## INSTRUCTION:
Check each line of the listing below for the string "Γραμματείες", and give only how many lines hold it.

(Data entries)
......

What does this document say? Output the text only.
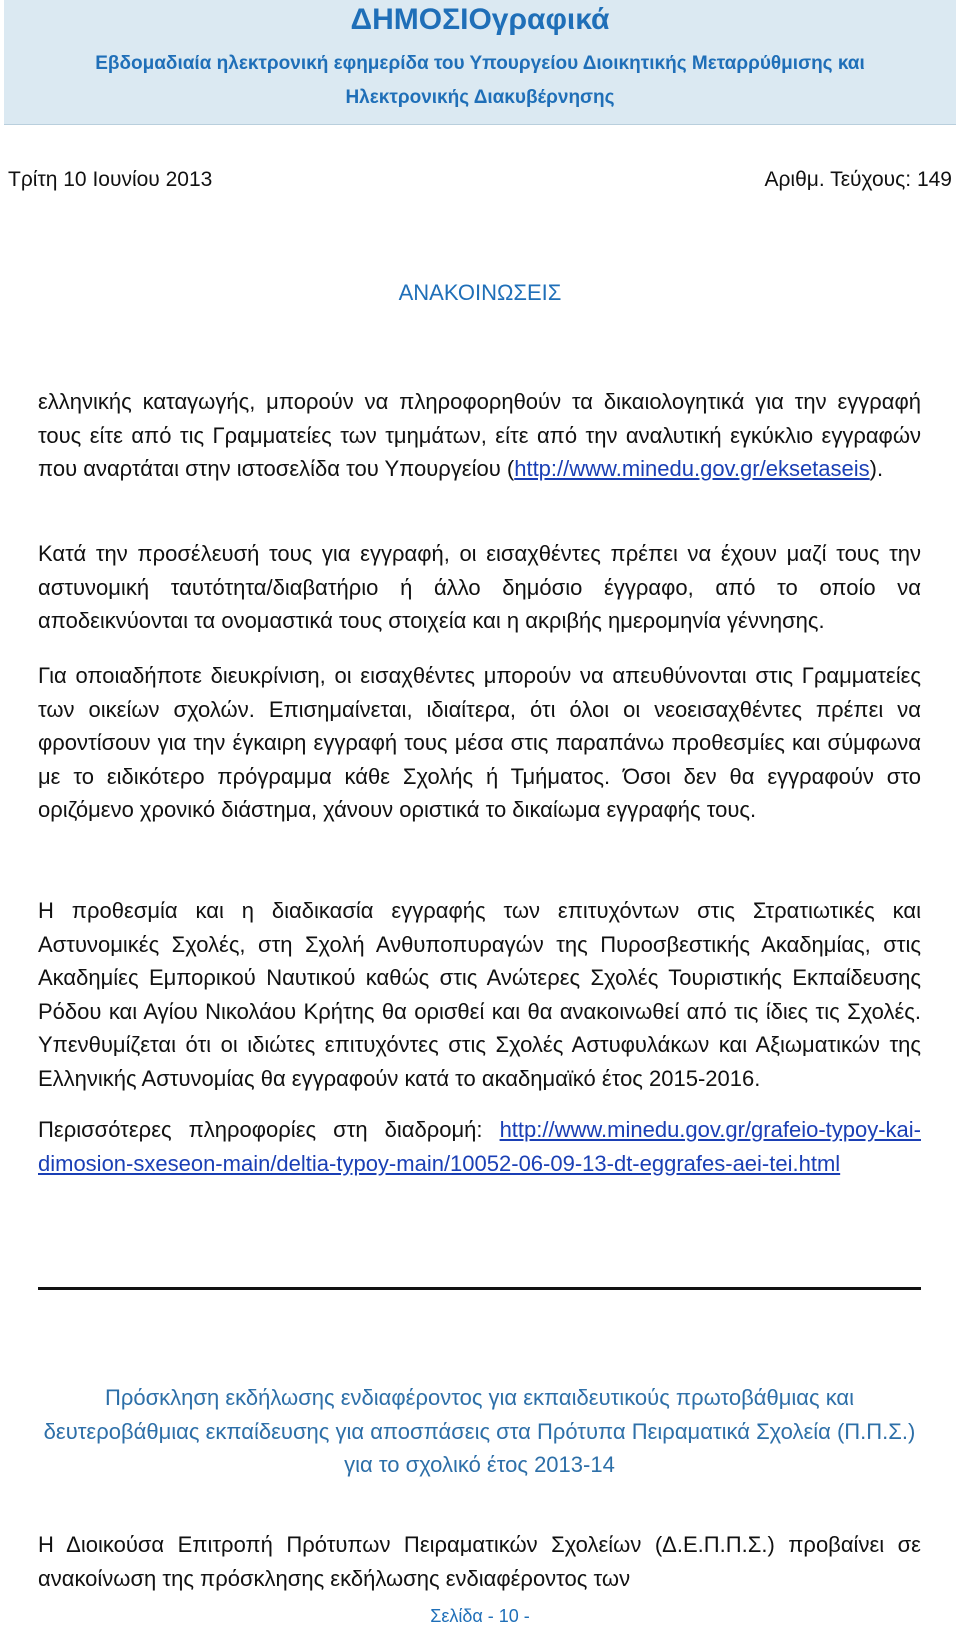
ΔΗΜΟΣΙΟγραφικά
Εβδομαδιαία ηλεκτρονική εφημερίδα του Υπουργείου Διοικητικής Μεταρρύθμισης και Ηλεκτρονικής Διακυβέρνησης
Τρίτη 10 Ιουνίου 2013	Αριθμ. Τεύχους: 149
ΑΝΑΚΟΙΝΩΣΕΙΣ

ελληνικής καταγωγής, μπορούν να πληροφορηθούν τα δικαιολογητικά για την εγγραφή τους είτε από τις Γραμματείες των τμημάτων, είτε από την αναλυτική εγκύκλιο εγγραφών που αναρτάται στην ιστοσελίδα του Υπουργείου (http://www.minedu.gov.gr/eksetaseis).

Κατά την προσέλευσή τους για εγγραφή, οι εισαχθέντες πρέπει να έχουν μαζί τους την αστυνομική ταυτότητα/διαβατήριο ή άλλο δημόσιο έγγραφο, από το οποίο να αποδεικνύονται τα ονομαστικά τους στοιχεία και η ακριβής ημερομηνία γέννησης.

Για οποιαδήποτε διευκρίνιση, οι εισαχθέντες μπορούν να απευθύνονται στις Γραμματείες των οικείων σχολών. Επισημαίνεται, ιδιαίτερα, ότι όλοι οι νεοεισαχθέντες πρέπει να φροντίσουν για την έγκαιρη εγγραφή τους μέσα στις παραπάνω προθεσμίες και σύμφωνα με το ειδικότερο πρόγραμμα κάθε Σχολής ή Τμήματος. Όσοι δεν θα εγγραφούν στο οριζόμενο χρονικό διάστημα, χάνουν οριστικά το δικαίωμα εγγραφής τους.

Η προθεσμία και η διαδικασία εγγραφής των επιτυχόντων στις Στρατιωτικές και Αστυνομικές Σχολές, στη Σχολή Ανθυποπυραγών της Πυροσβεστικής Ακαδημίας, στις Ακαδημίες Εμπορικού Ναυτικού καθώς στις Ανώτερες Σχολές Τουριστικής Εκπαίδευσης Ρόδου και Αγίου Νικολάου Κρήτης θα ορισθεί και θα ανακοινωθεί από τις ίδιες τις Σχολές. Υπενθυμίζεται ότι οι ιδιώτες επιτυχόντες στις Σχολές Αστυφυλάκων και Αξιωματικών της Ελληνικής Αστυνομίας θα εγγραφούν κατά το ακαδημαϊκό έτος 2015-2016.

Περισσότερες πληροφορίες στη διαδρομή: http://www.minedu.gov.gr/grafeio-typoy-kai-dimosion-sxeseon-main/deltia-typoy-main/10052-06-09-13-dt-eggrafes-aei-tei.html

Πρόσκληση εκδήλωσης ενδιαφέροντος για εκπαιδευτικούς πρωτοβάθμιας και δευτεροβάθμιας εκπαίδευσης για αποσπάσεις στα Πρότυπα Πειραματικά Σχολεία (Π.Π.Σ.) για το σχολικό έτος 2013-14

Η Διοικούσα Επιτροπή Πρότυπων Πειραματικών Σχολείων (Δ.Ε.Π.Π.Σ.) προβαίνει σε ανακοίνωση της πρόσκλησης εκδήλωσης ενδιαφέροντος των

Σελίδα - 10 -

......

## SOLVED PROBLEM:
2